_MATERIAL_:
-- start --

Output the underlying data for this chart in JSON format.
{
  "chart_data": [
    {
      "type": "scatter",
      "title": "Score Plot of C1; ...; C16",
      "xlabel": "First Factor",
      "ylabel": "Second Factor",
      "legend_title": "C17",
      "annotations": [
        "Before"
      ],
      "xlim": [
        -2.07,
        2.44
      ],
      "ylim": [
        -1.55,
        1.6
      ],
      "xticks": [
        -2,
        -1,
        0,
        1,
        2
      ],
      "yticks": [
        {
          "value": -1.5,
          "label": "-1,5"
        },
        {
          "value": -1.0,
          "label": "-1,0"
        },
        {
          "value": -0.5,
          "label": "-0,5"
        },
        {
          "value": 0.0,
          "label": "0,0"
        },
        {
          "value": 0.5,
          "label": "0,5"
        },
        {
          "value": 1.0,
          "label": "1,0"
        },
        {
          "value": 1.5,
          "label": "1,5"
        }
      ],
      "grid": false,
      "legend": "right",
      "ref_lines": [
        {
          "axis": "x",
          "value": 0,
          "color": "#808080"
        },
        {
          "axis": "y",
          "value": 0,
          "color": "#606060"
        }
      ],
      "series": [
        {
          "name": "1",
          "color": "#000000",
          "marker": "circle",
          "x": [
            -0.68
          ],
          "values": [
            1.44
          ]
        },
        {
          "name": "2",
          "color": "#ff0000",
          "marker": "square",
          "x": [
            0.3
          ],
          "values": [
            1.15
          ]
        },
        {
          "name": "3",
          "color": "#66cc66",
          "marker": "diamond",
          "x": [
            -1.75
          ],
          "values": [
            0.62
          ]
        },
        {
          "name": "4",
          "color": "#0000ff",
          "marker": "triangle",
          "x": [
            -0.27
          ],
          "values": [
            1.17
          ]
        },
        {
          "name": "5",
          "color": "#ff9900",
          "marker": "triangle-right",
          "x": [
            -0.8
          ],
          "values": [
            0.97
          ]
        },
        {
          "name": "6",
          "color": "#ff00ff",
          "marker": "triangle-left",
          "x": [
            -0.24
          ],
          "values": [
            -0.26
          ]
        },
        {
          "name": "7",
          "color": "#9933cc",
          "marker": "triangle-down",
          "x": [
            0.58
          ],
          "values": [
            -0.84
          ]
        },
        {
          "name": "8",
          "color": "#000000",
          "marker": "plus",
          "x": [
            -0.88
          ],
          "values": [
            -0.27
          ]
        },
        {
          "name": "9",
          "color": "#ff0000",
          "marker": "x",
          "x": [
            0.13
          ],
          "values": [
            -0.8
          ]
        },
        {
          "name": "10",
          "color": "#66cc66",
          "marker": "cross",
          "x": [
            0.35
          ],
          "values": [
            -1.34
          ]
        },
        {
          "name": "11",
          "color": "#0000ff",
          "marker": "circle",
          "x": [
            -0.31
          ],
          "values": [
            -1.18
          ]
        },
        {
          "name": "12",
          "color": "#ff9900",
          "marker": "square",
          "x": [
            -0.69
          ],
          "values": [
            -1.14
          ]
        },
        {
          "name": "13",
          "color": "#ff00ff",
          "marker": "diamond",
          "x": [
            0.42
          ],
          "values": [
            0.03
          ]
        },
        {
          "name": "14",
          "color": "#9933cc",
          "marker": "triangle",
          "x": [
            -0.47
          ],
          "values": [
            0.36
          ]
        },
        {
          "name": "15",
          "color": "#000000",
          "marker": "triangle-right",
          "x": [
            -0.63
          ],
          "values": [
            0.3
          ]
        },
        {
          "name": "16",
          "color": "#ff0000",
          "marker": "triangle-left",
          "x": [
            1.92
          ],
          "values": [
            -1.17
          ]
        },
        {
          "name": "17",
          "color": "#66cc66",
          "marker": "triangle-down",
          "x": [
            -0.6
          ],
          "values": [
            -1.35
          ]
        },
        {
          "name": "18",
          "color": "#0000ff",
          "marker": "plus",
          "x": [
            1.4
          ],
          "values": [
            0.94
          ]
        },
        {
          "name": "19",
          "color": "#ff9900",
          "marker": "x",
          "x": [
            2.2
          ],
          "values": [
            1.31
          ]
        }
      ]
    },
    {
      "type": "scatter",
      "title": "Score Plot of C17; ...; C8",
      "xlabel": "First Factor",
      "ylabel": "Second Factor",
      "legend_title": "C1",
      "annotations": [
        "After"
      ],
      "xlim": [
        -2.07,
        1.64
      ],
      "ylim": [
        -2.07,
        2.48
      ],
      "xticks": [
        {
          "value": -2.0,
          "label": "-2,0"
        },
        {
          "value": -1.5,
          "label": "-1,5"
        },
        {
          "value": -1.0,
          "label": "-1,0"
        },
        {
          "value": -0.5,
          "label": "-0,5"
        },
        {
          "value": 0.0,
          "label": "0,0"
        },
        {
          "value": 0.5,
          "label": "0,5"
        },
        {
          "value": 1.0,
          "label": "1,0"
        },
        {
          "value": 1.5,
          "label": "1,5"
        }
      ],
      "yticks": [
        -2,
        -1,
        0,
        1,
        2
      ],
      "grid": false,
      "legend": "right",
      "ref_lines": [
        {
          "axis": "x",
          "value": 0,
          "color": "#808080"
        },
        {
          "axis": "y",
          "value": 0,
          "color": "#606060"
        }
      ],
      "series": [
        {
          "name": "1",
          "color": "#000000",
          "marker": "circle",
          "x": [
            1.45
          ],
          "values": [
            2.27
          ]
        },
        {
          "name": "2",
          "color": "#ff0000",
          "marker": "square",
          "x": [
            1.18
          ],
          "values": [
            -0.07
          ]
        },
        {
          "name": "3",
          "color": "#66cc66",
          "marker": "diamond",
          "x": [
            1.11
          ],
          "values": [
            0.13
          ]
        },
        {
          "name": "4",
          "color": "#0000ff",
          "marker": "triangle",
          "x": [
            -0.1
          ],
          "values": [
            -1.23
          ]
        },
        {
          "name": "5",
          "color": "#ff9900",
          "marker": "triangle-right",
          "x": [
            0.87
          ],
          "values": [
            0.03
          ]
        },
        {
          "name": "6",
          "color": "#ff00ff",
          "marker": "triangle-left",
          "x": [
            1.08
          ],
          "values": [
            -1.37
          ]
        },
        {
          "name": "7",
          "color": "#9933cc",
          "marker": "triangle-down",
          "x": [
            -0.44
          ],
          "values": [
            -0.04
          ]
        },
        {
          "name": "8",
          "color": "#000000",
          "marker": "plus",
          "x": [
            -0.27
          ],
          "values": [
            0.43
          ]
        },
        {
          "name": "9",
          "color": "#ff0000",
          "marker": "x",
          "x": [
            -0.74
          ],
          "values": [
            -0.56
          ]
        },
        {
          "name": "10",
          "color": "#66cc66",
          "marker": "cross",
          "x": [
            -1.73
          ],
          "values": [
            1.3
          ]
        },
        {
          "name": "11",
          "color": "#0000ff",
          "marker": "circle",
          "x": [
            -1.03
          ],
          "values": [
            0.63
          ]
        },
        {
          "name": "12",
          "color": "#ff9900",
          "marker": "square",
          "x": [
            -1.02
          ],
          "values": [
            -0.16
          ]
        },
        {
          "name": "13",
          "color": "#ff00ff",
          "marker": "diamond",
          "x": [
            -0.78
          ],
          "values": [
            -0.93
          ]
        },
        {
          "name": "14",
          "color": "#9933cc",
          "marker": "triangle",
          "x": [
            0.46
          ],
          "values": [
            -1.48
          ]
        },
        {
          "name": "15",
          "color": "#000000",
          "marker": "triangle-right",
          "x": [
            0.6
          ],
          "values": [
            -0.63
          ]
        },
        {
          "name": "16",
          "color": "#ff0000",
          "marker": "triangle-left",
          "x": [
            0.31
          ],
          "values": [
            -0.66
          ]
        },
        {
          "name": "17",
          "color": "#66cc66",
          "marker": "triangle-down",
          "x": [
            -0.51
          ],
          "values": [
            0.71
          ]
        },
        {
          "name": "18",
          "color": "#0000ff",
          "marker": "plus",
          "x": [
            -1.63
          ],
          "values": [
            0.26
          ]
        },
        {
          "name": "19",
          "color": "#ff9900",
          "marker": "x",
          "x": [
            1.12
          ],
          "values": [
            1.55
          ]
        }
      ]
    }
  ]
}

-- end --

_TASK PROMPT_:
Gather all lines of the records that include the word "Plot".

_FINAL RESULT_:
      "title": "Score Plot of C1; ...; C16",
      "title": "Score Plot of C17; ...; C8",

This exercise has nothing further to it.